BEGIN DATASET RECORDS

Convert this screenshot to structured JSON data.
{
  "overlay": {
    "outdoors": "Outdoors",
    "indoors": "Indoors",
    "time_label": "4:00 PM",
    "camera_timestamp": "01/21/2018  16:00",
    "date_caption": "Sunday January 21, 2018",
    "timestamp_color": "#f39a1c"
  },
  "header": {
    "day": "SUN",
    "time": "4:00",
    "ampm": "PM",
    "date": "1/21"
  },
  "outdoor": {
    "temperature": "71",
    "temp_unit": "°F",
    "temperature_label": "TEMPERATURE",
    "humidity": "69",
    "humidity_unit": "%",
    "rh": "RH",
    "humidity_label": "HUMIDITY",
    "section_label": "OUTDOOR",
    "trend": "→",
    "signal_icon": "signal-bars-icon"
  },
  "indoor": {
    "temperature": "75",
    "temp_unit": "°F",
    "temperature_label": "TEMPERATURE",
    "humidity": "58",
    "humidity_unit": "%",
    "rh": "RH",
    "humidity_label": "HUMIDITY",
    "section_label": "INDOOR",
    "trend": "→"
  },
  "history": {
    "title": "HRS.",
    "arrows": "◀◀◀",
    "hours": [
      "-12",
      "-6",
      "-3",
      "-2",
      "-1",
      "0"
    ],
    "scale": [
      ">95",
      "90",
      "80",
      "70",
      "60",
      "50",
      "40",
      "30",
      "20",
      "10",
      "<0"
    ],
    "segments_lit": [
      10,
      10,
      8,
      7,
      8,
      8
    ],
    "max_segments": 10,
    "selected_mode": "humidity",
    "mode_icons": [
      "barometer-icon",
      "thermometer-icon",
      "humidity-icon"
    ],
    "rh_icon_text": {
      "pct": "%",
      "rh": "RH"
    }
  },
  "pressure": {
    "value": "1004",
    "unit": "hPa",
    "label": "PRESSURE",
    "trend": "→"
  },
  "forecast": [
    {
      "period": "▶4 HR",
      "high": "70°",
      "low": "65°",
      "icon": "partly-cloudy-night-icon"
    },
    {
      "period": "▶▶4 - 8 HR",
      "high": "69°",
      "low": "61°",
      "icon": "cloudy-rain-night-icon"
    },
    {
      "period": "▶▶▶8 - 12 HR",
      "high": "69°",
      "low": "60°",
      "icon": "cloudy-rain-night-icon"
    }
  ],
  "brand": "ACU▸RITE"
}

END DATASET RECORDS

### WHAT YOU NEED TO DO
Print out every record again, exactly and in full.

### EXERCISE RESULT
Convert this screenshot to structured JSON data.
{
  "overlay": {
    "outdoors": "Outdoors",
    "indoors": "Indoors",
    "time_label": "4:00 PM",
    "camera_timestamp": "01/21/2018  16:00",
    "date_caption": "Sunday January 21, 2018",
    "timestamp_color": "#f39a1c"
  },
  "header": {
    "day": "SUN",
    "time": "4:00",
    "ampm": "PM",
    "date": "1/21"
  },
  "outdoor": {
    "temperature": "71",
    "temp_unit": "°F",
    "temperature_label": "TEMPERATURE",
    "humidity": "69",
    "humidity_unit": "%",
    "rh": "RH",
    "humidity_label": "HUMIDITY",
    "section_label": "OUTDOOR",
    "trend": "→",
    "signal_icon": "signal-bars-icon"
  },
  "indoor": {
    "temperature": "75",
    "temp_unit": "°F",
    "temperature_label": "TEMPERATURE",
    "humidity": "58",
    "humidity_unit": "%",
    "rh": "RH",
    "humidity_label": "HUMIDITY",
    "section_label": "INDOOR",
    "trend": "→"
  },
  "history": {
    "title": "HRS.",
    "arrows": "◀◀◀",
    "hours": [
      "-12",
      "-6",
      "-3",
      "-2",
      "-1",
      "0"
    ],
    "scale": [
      ">95",
      "90",
      "80",
      "70",
      "60",
      "50",
      "40",
      "30",
      "20",
      "10",
      "<0"
    ],
    "segments_lit": [
      10,
      10,
      8,
      7,
      8,
      8
    ],
    "max_segments": 10,
    "selected_mode": "humidity",
    "mode_icons": [
      "barometer-icon",
      "thermometer-icon",
      "humidity-icon"
    ],
    "rh_icon_text": {
      "pct": "%",
      "rh": "RH"
    }
  },
  "pressure": {
    "value": "1004",
    "unit": "hPa",
    "label": "PRESSURE",
    "trend": "→"
  },
  "forecast": [
    {
      "period": "▶4 HR",
      "high": "70°",
      "low": "65°",
      "icon": "partly-cloudy-night-icon"
    },
    {
      "period": "▶▶4 - 8 HR",
      "high": "69°",
      "low": "61°",
      "icon": "cloudy-rain-night-icon"
    },
    {
      "period": "▶▶▶8 - 12 HR",
      "high": "69°",
      "low": "60°",
      "icon": "cloudy-rain-night-icon"
    }
  ],
  "brand": "ACU▸RITE"
}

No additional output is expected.